--- start of Material for this task ---

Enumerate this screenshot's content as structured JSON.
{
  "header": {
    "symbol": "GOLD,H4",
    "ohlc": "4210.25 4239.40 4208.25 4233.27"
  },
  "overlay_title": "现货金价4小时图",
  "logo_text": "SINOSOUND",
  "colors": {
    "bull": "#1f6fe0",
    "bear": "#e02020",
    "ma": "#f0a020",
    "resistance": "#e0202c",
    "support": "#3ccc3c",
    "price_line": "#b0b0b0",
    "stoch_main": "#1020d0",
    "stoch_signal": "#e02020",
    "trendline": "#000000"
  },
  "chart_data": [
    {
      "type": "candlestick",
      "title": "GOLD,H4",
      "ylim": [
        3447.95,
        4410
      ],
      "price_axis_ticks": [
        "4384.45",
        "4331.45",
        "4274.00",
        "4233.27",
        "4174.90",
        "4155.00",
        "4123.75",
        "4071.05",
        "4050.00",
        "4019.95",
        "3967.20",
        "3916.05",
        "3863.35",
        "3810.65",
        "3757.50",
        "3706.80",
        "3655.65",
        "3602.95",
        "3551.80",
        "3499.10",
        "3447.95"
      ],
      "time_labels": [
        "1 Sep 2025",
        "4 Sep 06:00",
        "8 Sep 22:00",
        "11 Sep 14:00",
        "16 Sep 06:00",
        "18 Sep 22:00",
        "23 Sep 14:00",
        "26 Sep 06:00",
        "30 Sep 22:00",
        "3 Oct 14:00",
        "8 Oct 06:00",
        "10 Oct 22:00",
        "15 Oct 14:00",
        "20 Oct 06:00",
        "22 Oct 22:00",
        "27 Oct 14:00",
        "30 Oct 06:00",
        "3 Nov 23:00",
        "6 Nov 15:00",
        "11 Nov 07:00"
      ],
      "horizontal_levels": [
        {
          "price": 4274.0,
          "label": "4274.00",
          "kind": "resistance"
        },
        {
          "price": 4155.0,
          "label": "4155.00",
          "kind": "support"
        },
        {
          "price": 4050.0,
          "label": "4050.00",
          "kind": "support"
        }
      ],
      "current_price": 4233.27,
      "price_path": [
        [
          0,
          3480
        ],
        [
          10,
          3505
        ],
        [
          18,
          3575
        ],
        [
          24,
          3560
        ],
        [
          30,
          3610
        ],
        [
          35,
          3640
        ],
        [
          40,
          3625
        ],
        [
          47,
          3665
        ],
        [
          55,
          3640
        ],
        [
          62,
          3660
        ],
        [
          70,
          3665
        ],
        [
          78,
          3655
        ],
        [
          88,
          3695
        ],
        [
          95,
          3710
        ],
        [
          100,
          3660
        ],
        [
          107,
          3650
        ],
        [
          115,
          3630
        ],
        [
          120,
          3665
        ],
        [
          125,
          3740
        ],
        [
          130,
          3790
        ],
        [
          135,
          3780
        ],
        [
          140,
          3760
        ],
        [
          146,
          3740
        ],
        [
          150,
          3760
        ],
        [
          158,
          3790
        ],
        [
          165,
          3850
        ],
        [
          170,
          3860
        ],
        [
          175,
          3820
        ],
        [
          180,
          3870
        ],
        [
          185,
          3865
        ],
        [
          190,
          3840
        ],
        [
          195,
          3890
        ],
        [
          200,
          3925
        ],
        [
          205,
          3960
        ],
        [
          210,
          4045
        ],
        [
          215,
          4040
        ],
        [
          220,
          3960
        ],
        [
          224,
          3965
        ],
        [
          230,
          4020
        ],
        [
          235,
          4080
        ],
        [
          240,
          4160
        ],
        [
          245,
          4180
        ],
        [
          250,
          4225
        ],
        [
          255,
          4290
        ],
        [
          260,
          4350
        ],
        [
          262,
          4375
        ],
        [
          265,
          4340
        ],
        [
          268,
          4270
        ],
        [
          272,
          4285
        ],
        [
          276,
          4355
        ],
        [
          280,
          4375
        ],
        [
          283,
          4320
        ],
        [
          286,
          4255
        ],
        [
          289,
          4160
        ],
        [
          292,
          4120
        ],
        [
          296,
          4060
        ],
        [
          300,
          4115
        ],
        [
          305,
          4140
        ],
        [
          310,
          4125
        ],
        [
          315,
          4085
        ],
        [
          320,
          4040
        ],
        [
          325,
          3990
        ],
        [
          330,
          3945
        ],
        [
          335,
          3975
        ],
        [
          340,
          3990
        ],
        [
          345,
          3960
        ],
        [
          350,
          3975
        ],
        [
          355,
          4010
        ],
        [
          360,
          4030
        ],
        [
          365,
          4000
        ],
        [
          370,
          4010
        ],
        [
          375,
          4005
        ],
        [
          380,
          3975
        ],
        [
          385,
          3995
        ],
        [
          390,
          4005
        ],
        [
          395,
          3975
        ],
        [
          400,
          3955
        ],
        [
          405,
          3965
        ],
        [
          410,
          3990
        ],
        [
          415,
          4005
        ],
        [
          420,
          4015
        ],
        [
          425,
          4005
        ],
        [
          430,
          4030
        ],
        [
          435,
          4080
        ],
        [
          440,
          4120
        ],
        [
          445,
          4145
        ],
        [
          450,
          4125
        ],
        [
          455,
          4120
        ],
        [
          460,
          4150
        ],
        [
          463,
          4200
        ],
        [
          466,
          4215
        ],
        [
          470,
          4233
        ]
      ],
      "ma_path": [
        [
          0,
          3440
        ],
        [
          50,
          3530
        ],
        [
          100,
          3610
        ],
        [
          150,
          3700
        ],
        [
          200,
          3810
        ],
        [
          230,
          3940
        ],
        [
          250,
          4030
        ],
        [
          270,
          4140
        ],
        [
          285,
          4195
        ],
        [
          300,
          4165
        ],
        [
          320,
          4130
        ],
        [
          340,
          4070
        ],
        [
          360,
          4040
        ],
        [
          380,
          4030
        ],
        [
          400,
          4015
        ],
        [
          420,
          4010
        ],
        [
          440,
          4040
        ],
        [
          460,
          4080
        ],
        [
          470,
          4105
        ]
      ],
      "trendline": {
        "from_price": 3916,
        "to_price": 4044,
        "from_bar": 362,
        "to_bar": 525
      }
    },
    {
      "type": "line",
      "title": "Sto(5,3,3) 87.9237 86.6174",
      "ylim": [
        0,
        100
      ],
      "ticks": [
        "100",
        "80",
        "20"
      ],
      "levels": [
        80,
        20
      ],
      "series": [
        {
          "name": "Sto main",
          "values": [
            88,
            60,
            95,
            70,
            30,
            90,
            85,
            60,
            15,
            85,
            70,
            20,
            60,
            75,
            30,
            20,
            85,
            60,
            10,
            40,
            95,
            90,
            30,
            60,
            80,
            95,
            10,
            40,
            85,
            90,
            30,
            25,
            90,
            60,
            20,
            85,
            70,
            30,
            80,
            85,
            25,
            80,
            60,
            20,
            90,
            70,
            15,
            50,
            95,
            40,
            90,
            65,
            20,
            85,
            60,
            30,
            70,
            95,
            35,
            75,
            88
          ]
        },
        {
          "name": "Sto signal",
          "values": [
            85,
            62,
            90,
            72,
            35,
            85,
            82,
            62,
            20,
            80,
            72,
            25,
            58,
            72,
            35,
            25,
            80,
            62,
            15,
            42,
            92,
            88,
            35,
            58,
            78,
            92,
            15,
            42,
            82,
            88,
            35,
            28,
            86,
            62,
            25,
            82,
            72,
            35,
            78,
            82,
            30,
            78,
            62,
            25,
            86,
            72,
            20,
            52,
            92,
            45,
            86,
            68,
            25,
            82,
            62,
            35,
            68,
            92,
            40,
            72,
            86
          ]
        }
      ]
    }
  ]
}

--- end of Material for this task ---

Problem details: Retype every entry above, word for word.

Solution to this problem:
Enumerate this screenshot's content as structured JSON.
{
  "header": {
    "symbol": "GOLD,H4",
    "ohlc": "4210.25 4239.40 4208.25 4233.27"
  },
  "overlay_title": "现货金价4小时图",
  "logo_text": "SINOSOUND",
  "colors": {
    "bull": "#1f6fe0",
    "bear": "#e02020",
    "ma": "#f0a020",
    "resistance": "#e0202c",
    "support": "#3ccc3c",
    "price_line": "#b0b0b0",
    "stoch_main": "#1020d0",
    "stoch_signal": "#e02020",
    "trendline": "#000000"
  },
  "chart_data": [
    {
      "type": "candlestick",
      "title": "GOLD,H4",
      "ylim": [
        3447.95,
        4410
      ],
      "price_axis_ticks": [
        "4384.45",
        "4331.45",
        "4274.00",
        "4233.27",
        "4174.90",
        "4155.00",
        "4123.75",
        "4071.05",
        "4050.00",
        "4019.95",
        "3967.20",
        "3916.05",
        "3863.35",
        "3810.65",
        "3757.50",
        "3706.80",
        "3655.65",
        "3602.95",
        "3551.80",
        "3499.10",
        "3447.95"
      ],
      "time_labels": [
        "1 Sep 2025",
        "4 Sep 06:00",
        "8 Sep 22:00",
        "11 Sep 14:00",
        "16 Sep 06:00",
        "18 Sep 22:00",
        "23 Sep 14:00",
        "26 Sep 06:00",
        "30 Sep 22:00",
        "3 Oct 14:00",
        "8 Oct 06:00",
        "10 Oct 22:00",
        "15 Oct 14:00",
        "20 Oct 06:00",
        "22 Oct 22:00",
        "27 Oct 14:00",
        "30 Oct 06:00",
        "3 Nov 23:00",
        "6 Nov 15:00",
        "11 Nov 07:00"
      ],
      "horizontal_levels": [
        {
          "price": 4274.0,
          "label": "4274.00",
          "kind": "resistance"
        },
        {
          "price": 4155.0,
          "label": "4155.00",
          "kind": "support"
        },
        {
          "price": 4050.0,
          "label": "4050.00",
          "kind": "support"
        }
      ],
      "current_price": 4233.27,
      "price_path": [
        [
          0,
          3480
        ],
        [
          10,
          3505
        ],
        [
          18,
          3575
        ],
        [
          24,
          3560
        ],
        [
          30,
          3610
        ],
        [
          35,
          3640
        ],
        [
          40,
          3625
        ],
        [
          47,
          3665
        ],
        [
          55,
          3640
        ],
        [
          62,
          3660
        ],
        [
          70,
          3665
        ],
        [
          78,
          3655
        ],
        [
          88,
          3695
        ],
        [
          95,
          3710
        ],
        [
          100,
          3660
        ],
        [
          107,
          3650
        ],
        [
          115,
          3630
        ],
        [
          120,
          3665
        ],
        [
          125,
          3740
        ],
        [
          130,
          3790
        ],
        [
          135,
          3780
        ],
        [
          140,
          3760
        ],
        [
          146,
          3740
        ],
        [
          150,
          3760
        ],
        [
          158,
          3790
        ],
        [
          165,
          3850
        ],
        [
          170,
          3860
        ],
        [
          175,
          3820
        ],
        [
          180,
          3870
        ],
        [
          185,
          3865
        ],
        [
          190,
          3840
        ],
        [
          195,
          3890
        ],
        [
          200,
          3925
        ],
        [
          205,
          3960
        ],
        [
          210,
          4045
        ],
        [
          215,
          4040
        ],
        [
          220,
          3960
        ],
        [
          224,
          3965
        ],
        [
          230,
          4020
        ],
        [
          235,
          4080
        ],
        [
          240,
          4160
        ],
        [
          245,
          4180
        ],
        [
          250,
          4225
        ],
        [
          255,
          4290
        ],
        [
          260,
          4350
        ],
        [
          262,
          4375
        ],
        [
          265,
          4340
        ],
        [
          268,
          4270
        ],
        [
          272,
          4285
        ],
        [
          276,
          4355
        ],
        [
          280,
          4375
        ],
        [
          283,
          4320
        ],
        [
          286,
          4255
        ],
        [
          289,
          4160
        ],
        [
          292,
          4120
        ],
        [
          296,
          4060
        ],
        [
          300,
          4115
        ],
        [
          305,
          4140
        ],
        [
          310,
          4125
        ],
        [
          315,
          4085
        ],
        [
          320,
          4040
        ],
        [
          325,
          3990
        ],
        [
          330,
          3945
        ],
        [
          335,
          3975
        ],
        [
          340,
          3990
        ],
        [
          345,
          3960
        ],
        [
          350,
          3975
        ],
        [
          355,
          4010
        ],
        [
          360,
          4030
        ],
        [
          365,
          4000
        ],
        [
          370,
          4010
        ],
        [
          375,
          4005
        ],
        [
          380,
          3975
        ],
        [
          385,
          3995
        ],
        [
          390,
          4005
        ],
        [
          395,
          3975
        ],
        [
          400,
          3955
        ],
        [
          405,
          3965
        ],
        [
          410,
          3990
        ],
        [
          415,
          4005
        ],
        [
          420,
          4015
        ],
        [
          425,
          4005
        ],
        [
          430,
          4030
        ],
        [
          435,
          4080
        ],
        [
          440,
          4120
        ],
        [
          445,
          4145
        ],
        [
          450,
          4125
        ],
        [
          455,
          4120
        ],
        [
          460,
          4150
        ],
        [
          463,
          4200
        ],
        [
          466,
          4215
        ],
        [
          470,
          4233
        ]
      ],
      "ma_path": [
        [
          0,
          3440
        ],
        [
          50,
          3530
        ],
        [
          100,
          3610
        ],
        [
          150,
          3700
        ],
        [
          200,
          3810
        ],
        [
          230,
          3940
        ],
        [
          250,
          4030
        ],
        [
          270,
          4140
        ],
        [
          285,
          4195
        ],
        [
          300,
          4165
        ],
        [
          320,
          4130
        ],
        [
          340,
          4070
        ],
        [
          360,
          4040
        ],
        [
          380,
          4030
        ],
        [
          400,
          4015
        ],
        [
          420,
          4010
        ],
        [
          440,
          4040
        ],
        [
          460,
          4080
        ],
        [
          470,
          4105
        ]
      ],
      "trendline": {
        "from_price": 3916,
        "to_price": 4044,
        "from_bar": 362,
        "to_bar": 525
      }
    },
    {
      "type": "line",
      "title": "Sto(5,3,3) 87.9237 86.6174",
      "ylim": [
        0,
        100
      ],
      "ticks": [
        "100",
        "80",
        "20"
      ],
      "levels": [
        80,
        20
      ],
      "series": [
        {
          "name": "Sto main",
          "values": [
            88,
            60,
            95,
            70,
            30,
            90,
            85,
            60,
            15,
            85,
            70,
            20,
            60,
            75,
            30,
            20,
            85,
            60,
            10,
            40,
            95,
            90,
            30,
            60,
            80,
            95,
            10,
            40,
            85,
            90,
            30,
            25,
            90,
            60,
            20,
            85,
            70,
            30,
            80,
            85,
            25,
            80,
            60,
            20,
            90,
            70,
            15,
            50,
            95,
            40,
            90,
            65,
            20,
            85,
            60,
            30,
            70,
            95,
            35,
            75,
            88
          ]
        },
        {
          "name": "Sto signal",
          "values": [
            85,
            62,
            90,
            72,
            35,
            85,
            82,
            62,
            20,
            80,
            72,
            25,
            58,
            72,
            35,
            25,
            80,
            62,
            15,
            42,
            92,
            88,
            35,
            58,
            78,
            92,
            15,
            42,
            82,
            88,
            35,
            28,
            86,
            62,
            25,
            82,
            72,
            35,
            78,
            82,
            30,
            78,
            62,
            25,
            86,
            72,
            20,
            52,
            92,
            45,
            86,
            68,
            25,
            82,
            62,
            35,
            68,
            92,
            40,
            72,
            86
          ]
        }
      ]
    }
  ]
}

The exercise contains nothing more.